■ Goal ■
Rewrite the stretch of the backpropagation passage from "Looking at the" through "the filter gradients.", putting "the forward pass" in place of "forward propagation".

[Text section start]

Simplify the equation by transforming $\frac{\partial \hat{y}}{\partial z_1} \frac{\partial L}{\partial \hat{y}}$ to $\frac{\partial L}{\partial z_1}$, and apply the same logic to others.

$$
\frac{\partial L}{\partial w_1} = \frac{\partial z_1}{\partial w_1} \frac{\partial L}{\partial z_1} + \frac{\partial z_2}{\partial w_1} \frac{\partial L}{\partial z_2} + \frac{\partial z_3}{\partial w_1} \frac{\partial L}{\partial z_3} + \frac{\partial z_4}{\partial w_1} \frac{\partial L}{\partial z_4}
$$

Looking at the terms, where we take the partial derivative with respect to $w_1$, we notice that we can simplify this equation using the equations from earlier. Use equations that were generated during forward propagation to determine the filter gradients.

[Text section end]
[Record excerpts start]

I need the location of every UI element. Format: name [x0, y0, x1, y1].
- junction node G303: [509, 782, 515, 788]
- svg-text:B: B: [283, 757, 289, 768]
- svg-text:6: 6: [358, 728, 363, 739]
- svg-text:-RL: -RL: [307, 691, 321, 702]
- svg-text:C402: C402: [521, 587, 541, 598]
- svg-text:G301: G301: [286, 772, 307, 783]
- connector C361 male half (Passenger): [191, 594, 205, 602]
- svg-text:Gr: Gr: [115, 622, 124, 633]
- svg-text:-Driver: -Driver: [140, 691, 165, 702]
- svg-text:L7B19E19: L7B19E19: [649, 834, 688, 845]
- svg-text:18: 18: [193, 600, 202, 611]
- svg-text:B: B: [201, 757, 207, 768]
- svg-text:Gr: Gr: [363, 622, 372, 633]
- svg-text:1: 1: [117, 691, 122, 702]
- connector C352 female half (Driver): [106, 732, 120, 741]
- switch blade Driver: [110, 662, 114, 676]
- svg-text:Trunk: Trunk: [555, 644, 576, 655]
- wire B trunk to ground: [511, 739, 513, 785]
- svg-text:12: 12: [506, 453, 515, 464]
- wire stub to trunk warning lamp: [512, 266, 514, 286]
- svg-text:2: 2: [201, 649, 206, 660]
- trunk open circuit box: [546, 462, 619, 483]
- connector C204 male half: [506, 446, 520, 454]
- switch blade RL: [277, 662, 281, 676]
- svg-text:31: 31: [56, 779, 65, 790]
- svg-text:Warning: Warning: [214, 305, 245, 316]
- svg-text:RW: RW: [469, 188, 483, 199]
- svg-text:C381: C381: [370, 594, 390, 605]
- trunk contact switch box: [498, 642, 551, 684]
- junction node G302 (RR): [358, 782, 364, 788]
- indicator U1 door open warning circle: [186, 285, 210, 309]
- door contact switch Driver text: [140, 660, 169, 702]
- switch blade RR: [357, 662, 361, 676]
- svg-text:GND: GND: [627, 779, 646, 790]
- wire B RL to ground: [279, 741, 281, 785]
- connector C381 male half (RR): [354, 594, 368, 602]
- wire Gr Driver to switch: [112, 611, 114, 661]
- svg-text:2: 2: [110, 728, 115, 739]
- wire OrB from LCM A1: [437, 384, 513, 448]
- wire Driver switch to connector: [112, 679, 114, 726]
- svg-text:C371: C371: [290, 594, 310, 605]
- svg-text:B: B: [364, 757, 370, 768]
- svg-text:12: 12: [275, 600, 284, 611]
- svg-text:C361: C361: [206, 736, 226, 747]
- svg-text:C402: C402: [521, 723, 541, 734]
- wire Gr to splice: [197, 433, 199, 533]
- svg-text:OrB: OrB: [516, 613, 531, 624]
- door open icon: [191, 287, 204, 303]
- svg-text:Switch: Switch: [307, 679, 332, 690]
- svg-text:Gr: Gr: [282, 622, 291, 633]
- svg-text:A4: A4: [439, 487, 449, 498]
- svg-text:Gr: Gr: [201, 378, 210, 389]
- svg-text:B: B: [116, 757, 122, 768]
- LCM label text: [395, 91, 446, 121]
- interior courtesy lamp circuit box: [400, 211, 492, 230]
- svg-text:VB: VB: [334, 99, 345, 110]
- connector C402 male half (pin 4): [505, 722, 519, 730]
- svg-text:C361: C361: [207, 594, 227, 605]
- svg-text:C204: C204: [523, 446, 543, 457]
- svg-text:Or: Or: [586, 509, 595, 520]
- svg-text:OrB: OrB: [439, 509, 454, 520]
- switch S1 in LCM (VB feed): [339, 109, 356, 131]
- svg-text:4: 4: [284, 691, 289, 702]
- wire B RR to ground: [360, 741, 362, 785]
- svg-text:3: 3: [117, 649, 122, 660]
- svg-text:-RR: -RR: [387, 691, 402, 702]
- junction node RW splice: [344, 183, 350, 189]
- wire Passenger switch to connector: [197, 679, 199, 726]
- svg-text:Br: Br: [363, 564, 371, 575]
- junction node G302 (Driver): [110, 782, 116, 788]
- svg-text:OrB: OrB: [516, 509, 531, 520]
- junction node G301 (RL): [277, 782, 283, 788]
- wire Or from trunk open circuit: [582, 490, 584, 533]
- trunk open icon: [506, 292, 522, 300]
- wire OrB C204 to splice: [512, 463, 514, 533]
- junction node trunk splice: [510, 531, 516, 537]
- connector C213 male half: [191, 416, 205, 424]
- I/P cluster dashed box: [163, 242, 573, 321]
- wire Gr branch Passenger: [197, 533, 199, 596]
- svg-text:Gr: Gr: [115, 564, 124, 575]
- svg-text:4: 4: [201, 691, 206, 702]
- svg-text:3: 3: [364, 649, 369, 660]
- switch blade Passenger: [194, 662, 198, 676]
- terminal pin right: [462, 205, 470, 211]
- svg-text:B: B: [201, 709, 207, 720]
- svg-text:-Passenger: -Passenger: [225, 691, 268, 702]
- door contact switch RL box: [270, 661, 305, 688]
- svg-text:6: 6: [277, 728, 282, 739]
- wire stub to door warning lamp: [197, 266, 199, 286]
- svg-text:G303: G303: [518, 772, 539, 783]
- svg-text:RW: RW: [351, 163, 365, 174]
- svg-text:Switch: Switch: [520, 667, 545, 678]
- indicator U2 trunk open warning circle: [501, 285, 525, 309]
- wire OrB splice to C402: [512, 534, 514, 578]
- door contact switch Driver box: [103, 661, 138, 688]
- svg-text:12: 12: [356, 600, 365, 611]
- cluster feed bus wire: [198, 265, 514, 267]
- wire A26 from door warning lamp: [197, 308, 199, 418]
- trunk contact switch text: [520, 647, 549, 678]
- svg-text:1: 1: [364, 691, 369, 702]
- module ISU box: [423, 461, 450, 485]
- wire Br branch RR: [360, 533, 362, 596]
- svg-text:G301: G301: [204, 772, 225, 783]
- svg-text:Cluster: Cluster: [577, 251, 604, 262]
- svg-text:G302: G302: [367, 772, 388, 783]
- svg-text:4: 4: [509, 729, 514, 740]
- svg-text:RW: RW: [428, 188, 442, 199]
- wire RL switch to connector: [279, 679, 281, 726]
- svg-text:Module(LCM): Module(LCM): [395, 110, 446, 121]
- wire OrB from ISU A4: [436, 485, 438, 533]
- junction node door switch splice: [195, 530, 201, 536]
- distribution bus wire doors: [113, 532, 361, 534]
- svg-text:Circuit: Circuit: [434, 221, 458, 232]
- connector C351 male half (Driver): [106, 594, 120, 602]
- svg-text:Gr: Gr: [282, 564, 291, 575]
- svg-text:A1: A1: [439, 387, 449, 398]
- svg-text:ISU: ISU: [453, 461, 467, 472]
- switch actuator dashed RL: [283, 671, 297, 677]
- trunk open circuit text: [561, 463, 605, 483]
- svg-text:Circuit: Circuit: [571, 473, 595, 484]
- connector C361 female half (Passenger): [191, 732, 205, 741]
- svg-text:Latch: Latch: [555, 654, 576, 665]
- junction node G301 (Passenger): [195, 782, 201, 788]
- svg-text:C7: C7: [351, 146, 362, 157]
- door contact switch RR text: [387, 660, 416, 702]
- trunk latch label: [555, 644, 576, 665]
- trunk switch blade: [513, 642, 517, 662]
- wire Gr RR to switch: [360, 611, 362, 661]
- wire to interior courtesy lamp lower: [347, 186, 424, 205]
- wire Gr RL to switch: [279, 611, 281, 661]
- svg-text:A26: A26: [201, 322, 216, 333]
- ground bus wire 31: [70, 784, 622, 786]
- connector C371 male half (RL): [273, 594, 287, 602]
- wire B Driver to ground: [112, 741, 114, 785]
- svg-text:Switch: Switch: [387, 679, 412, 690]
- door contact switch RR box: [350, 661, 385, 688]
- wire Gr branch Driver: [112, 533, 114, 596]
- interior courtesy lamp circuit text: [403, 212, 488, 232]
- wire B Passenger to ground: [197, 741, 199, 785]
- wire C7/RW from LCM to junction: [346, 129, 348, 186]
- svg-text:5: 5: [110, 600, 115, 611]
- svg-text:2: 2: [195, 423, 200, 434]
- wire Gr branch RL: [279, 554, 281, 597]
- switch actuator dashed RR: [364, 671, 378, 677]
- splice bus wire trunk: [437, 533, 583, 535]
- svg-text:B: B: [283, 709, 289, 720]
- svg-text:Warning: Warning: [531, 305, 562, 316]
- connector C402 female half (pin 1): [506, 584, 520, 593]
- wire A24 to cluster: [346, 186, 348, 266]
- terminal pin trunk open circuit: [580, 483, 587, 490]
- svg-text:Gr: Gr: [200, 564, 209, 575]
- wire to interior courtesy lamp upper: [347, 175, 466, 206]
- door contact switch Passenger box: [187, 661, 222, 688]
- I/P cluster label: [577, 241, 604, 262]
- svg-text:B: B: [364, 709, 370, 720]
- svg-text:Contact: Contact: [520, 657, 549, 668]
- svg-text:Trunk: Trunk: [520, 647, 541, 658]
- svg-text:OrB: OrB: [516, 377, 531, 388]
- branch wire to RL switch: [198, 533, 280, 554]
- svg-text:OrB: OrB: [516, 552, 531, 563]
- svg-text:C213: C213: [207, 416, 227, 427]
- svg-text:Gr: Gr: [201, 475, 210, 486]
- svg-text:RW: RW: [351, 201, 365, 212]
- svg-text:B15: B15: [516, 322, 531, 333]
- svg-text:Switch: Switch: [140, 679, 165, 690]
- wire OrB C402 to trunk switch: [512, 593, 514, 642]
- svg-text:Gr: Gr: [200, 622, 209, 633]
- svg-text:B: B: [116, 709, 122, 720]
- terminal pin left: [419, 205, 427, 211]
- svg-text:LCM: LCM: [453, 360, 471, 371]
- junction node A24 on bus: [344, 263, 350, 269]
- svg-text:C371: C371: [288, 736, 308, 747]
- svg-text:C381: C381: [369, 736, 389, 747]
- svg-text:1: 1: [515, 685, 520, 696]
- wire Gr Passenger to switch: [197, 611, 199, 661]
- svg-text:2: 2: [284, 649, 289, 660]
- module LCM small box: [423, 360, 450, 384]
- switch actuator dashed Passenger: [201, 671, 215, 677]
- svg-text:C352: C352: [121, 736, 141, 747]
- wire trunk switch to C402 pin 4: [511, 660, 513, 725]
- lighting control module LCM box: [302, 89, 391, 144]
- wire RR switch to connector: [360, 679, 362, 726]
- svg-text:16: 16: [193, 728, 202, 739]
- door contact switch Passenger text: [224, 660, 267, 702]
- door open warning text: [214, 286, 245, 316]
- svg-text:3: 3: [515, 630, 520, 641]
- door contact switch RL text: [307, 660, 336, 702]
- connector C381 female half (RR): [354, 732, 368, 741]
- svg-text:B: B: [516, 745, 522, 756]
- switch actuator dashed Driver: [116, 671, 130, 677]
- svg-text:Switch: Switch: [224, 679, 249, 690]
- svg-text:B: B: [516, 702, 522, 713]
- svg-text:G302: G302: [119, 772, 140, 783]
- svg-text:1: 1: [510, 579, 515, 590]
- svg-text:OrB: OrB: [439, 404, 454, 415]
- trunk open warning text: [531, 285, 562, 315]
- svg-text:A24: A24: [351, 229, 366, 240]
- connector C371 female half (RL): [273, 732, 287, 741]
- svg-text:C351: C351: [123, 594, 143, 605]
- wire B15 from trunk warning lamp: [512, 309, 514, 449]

[Record excerpts end]

■ Task result ■
Looking at the terms, where we take the partial derivative with respect to $w_1$, we notice that we can simplify this equation using the equations from earlier. Use equations that were generated during the forward pass to determine the filter gradients.